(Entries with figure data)
====================

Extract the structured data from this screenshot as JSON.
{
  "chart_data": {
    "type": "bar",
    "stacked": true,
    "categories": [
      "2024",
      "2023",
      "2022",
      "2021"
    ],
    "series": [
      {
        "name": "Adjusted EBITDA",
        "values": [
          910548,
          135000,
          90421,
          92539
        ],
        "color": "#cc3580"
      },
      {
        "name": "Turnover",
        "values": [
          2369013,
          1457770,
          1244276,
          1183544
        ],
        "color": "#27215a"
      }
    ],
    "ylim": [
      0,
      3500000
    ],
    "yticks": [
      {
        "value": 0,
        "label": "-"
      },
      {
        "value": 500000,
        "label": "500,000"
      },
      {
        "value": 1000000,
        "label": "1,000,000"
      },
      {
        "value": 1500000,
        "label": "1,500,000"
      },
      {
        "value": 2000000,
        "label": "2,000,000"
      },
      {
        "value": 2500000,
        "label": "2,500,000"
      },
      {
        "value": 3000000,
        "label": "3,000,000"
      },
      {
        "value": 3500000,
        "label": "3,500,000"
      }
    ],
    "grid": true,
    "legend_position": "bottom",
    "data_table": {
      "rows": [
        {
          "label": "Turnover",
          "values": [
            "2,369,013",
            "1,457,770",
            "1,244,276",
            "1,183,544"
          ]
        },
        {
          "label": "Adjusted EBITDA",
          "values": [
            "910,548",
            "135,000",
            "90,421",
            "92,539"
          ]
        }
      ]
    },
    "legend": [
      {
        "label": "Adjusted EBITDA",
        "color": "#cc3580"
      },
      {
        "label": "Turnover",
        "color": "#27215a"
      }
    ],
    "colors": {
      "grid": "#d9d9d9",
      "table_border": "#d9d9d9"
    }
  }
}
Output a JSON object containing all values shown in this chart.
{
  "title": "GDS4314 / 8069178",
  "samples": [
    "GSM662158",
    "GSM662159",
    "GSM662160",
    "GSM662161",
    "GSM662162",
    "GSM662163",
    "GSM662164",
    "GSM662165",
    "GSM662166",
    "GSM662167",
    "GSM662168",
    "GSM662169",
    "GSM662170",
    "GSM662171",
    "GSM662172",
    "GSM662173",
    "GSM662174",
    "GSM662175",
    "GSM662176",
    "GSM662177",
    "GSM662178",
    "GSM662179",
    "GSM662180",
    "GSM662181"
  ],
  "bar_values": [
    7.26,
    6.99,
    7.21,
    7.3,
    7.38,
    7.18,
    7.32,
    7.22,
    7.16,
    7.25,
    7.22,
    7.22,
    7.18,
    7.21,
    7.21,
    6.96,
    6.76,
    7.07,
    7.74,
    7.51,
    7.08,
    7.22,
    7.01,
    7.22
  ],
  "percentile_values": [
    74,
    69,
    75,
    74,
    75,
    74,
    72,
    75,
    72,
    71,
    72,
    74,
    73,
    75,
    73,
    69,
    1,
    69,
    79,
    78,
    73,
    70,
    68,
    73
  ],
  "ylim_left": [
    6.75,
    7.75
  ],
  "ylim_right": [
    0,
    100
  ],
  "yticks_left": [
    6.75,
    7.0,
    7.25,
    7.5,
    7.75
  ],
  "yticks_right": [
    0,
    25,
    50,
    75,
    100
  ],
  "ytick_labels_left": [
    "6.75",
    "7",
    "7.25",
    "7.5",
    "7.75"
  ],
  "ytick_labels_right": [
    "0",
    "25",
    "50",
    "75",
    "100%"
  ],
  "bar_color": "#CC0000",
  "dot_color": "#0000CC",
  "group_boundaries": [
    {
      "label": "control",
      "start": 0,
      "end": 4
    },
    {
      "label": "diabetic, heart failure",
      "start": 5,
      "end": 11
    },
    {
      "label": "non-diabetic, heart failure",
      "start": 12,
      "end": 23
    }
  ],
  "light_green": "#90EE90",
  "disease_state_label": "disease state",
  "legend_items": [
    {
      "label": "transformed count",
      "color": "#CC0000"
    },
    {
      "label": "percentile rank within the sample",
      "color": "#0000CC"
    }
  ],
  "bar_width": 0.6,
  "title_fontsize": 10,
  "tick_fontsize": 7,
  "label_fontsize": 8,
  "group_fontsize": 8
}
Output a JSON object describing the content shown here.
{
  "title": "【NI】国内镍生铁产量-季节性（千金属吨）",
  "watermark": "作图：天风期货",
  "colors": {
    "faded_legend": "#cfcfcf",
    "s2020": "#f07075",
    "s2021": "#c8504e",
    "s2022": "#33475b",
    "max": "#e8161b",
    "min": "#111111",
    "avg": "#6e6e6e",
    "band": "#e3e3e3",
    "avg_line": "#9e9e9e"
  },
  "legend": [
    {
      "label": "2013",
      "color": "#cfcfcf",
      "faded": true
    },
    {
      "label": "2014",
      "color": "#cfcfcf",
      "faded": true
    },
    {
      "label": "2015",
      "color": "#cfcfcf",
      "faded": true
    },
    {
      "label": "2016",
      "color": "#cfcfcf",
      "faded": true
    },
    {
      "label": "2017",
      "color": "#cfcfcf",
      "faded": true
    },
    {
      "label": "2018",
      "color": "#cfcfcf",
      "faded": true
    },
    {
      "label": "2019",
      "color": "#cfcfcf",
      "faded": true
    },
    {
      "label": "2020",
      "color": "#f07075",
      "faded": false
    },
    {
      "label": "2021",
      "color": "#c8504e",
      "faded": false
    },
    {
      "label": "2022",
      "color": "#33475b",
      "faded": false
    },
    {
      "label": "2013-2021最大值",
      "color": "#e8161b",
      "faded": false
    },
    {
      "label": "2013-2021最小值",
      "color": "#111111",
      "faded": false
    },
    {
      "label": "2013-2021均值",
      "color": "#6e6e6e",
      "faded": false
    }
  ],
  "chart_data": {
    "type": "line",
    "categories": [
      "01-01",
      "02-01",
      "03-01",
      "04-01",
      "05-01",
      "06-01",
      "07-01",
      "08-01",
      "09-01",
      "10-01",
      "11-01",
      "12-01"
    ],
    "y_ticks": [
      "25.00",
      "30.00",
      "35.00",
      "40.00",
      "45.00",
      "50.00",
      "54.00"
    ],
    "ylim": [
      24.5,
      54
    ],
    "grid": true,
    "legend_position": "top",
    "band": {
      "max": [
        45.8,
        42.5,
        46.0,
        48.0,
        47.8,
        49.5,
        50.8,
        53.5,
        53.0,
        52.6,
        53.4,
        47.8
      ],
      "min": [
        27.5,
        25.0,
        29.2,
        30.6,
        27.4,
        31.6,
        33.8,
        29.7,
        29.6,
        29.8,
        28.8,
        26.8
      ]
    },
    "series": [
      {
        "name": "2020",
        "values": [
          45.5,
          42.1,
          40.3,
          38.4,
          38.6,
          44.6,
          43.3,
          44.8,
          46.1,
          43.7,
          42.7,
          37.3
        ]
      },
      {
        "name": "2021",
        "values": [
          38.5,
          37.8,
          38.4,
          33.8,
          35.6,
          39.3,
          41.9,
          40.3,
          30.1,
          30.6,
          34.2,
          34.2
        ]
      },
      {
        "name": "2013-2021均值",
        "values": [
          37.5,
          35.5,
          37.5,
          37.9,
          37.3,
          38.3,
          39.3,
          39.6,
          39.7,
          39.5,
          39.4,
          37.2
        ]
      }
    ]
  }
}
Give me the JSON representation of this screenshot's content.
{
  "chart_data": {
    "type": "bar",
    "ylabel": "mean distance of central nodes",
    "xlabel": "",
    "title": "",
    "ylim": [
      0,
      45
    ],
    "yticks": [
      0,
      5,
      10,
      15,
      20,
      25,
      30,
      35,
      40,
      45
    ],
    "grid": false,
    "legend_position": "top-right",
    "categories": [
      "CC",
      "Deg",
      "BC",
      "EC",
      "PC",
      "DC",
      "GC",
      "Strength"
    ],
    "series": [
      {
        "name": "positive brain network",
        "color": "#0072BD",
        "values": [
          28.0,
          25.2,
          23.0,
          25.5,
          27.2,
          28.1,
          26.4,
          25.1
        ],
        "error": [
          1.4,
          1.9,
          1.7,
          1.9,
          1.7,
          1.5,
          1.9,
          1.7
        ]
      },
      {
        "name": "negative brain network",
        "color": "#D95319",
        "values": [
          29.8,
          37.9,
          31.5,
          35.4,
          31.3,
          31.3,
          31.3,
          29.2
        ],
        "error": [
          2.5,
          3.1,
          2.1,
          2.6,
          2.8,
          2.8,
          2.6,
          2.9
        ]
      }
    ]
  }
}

====================

◆ Stated problem: Copy all lines from the material that hold "content".

◆ Task result:
Output a JSON object describing the content shown here.
Give me the JSON representation of this screenshot's content.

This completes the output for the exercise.